"""
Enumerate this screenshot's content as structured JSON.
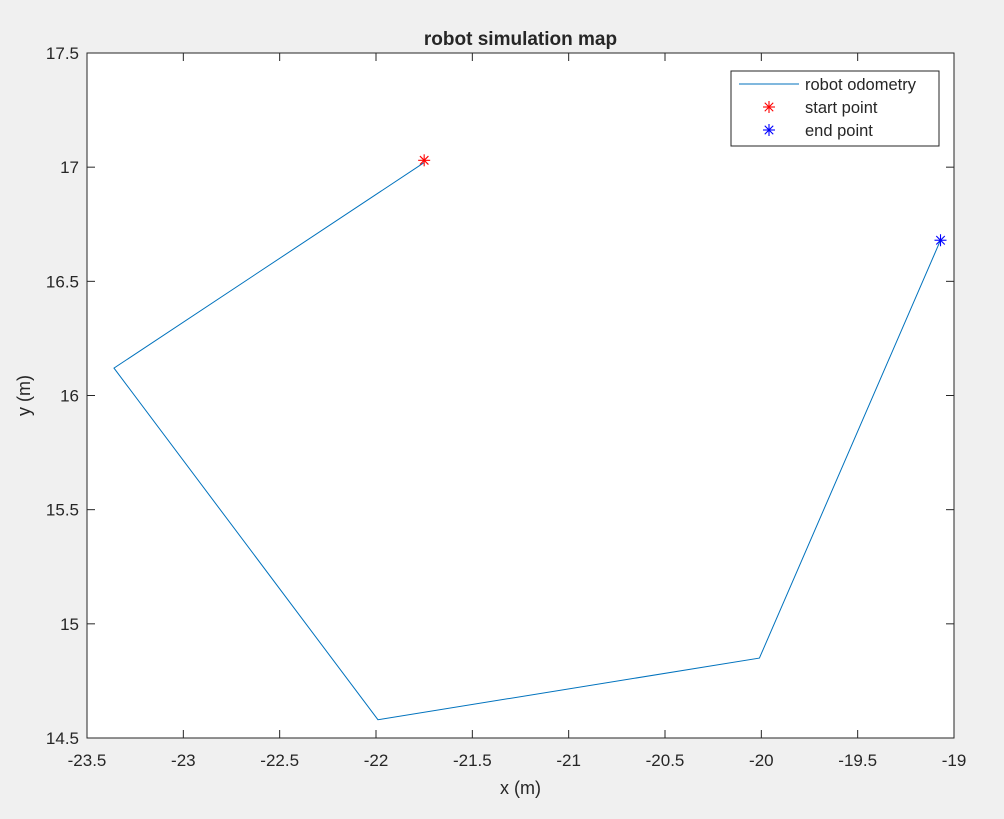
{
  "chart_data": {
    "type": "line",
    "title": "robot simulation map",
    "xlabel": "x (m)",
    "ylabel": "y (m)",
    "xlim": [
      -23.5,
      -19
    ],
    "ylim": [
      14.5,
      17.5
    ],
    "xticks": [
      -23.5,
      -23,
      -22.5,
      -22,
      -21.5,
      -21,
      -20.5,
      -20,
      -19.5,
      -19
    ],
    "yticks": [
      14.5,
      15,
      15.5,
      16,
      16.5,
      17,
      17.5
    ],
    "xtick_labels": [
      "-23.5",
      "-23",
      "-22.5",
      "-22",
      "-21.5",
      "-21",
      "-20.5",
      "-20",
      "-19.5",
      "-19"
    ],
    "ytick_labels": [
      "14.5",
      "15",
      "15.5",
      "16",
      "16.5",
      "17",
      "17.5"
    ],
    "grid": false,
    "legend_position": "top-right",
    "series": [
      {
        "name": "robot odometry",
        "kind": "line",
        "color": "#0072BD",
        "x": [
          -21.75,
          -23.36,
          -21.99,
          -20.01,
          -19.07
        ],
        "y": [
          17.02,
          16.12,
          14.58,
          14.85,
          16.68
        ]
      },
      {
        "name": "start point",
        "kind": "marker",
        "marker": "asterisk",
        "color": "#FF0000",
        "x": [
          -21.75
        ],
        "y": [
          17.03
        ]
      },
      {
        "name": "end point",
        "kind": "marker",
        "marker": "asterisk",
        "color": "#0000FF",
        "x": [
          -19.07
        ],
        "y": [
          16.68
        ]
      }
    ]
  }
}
"""
"""
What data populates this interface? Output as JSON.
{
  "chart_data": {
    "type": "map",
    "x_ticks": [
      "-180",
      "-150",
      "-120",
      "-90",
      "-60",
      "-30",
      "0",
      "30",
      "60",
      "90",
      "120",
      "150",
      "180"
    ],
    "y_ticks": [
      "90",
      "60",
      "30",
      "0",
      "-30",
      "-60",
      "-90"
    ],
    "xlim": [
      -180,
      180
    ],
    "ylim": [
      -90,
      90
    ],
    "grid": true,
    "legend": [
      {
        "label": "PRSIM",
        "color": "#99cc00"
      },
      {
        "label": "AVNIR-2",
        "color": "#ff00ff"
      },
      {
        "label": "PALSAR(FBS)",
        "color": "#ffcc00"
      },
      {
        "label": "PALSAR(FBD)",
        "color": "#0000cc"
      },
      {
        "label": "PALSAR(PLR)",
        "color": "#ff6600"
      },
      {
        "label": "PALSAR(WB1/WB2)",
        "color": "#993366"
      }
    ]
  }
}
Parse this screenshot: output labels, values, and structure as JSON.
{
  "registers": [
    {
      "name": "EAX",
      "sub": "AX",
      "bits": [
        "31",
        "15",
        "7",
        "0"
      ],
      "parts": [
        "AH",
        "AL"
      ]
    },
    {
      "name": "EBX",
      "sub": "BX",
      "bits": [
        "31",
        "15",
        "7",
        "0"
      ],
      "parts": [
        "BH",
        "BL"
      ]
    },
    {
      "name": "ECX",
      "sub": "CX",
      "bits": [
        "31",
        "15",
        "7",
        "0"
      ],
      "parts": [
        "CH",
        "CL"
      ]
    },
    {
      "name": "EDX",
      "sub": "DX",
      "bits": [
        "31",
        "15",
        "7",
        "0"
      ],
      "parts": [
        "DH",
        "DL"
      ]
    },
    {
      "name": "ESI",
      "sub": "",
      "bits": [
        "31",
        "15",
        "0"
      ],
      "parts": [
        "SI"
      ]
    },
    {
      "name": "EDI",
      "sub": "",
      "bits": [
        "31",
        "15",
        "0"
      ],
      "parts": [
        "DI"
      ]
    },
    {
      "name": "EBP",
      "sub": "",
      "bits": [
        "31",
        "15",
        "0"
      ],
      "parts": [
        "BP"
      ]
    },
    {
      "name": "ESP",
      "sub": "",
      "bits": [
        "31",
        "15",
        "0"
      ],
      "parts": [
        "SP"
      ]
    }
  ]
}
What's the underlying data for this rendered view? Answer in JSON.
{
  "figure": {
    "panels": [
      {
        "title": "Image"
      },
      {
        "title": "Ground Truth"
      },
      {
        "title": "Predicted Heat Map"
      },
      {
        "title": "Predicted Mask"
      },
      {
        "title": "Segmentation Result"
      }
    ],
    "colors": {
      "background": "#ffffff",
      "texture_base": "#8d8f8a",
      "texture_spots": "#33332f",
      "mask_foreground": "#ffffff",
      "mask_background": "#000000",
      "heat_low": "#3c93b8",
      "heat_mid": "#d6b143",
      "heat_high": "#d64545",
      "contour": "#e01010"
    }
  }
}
"""
*Problem details*
Go through the material line by line. Show each line that contains the string "robot".

*Worked answer*
    "title": "robot simulation map",
        "name": "robot odometry",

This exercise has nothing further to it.